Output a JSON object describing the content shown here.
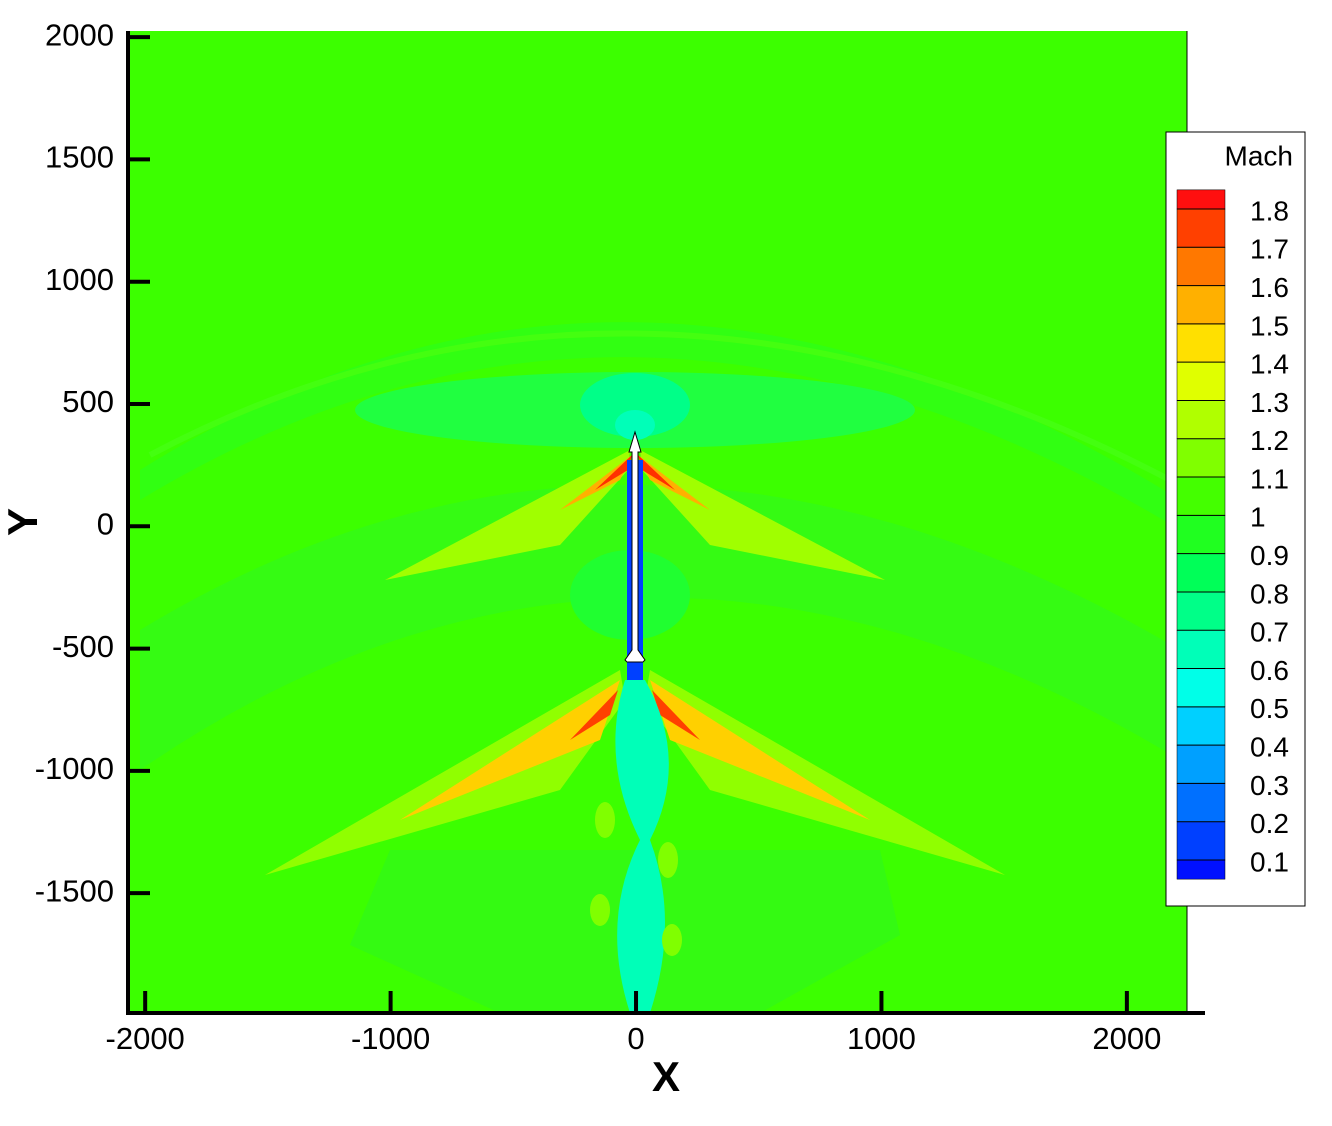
{
  "chart_data": {
    "type": "contour",
    "xlabel": "X",
    "ylabel": "Y",
    "xlim": [
      -2070,
      2245
    ],
    "ylim": [
      -1990,
      2025
    ],
    "xticks": [
      -2000,
      -1000,
      0,
      1000,
      2000
    ],
    "yticks": [
      -1500,
      -1000,
      -500,
      0,
      500,
      1000,
      1500,
      2000
    ],
    "colorbar": {
      "title": "Mach",
      "levels": [
        0.1,
        0.2,
        0.3,
        0.4,
        0.5,
        0.6,
        0.7,
        0.8,
        0.9,
        1,
        1.1,
        1.2,
        1.3,
        1.4,
        1.5,
        1.6,
        1.7,
        1.8
      ],
      "colors": [
        "#0010ff",
        "#0040ff",
        "#0070ff",
        "#00a0ff",
        "#00d0ff",
        "#00ffe8",
        "#00ffb8",
        "#00ff88",
        "#00ff58",
        "#20ff20",
        "#44ff00",
        "#80ff00",
        "#b0ff00",
        "#e0ff00",
        "#ffe000",
        "#ffb000",
        "#ff7800",
        "#ff4000",
        "#ff0f0f"
      ]
    }
  }
}
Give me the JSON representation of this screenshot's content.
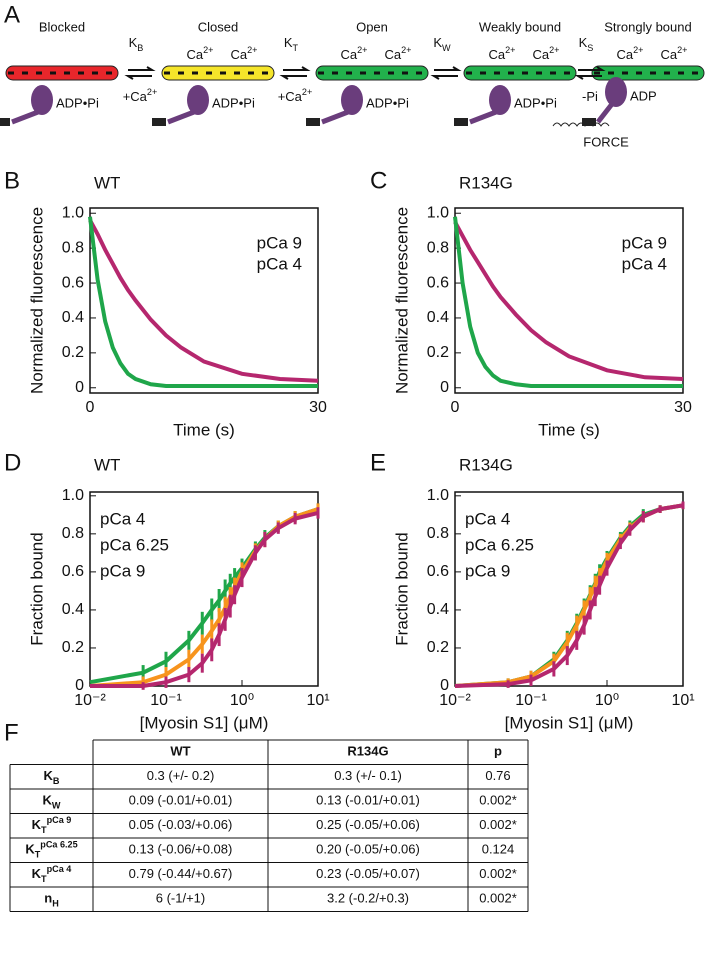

EXERCISE INSTRUCTIONS
Look through the entries and find each line that has the string "content". Copy those lines.

TASK SOLUTION
Output a JSON object describing the content shown here.
Give me the JSON representation of this screenshot's content.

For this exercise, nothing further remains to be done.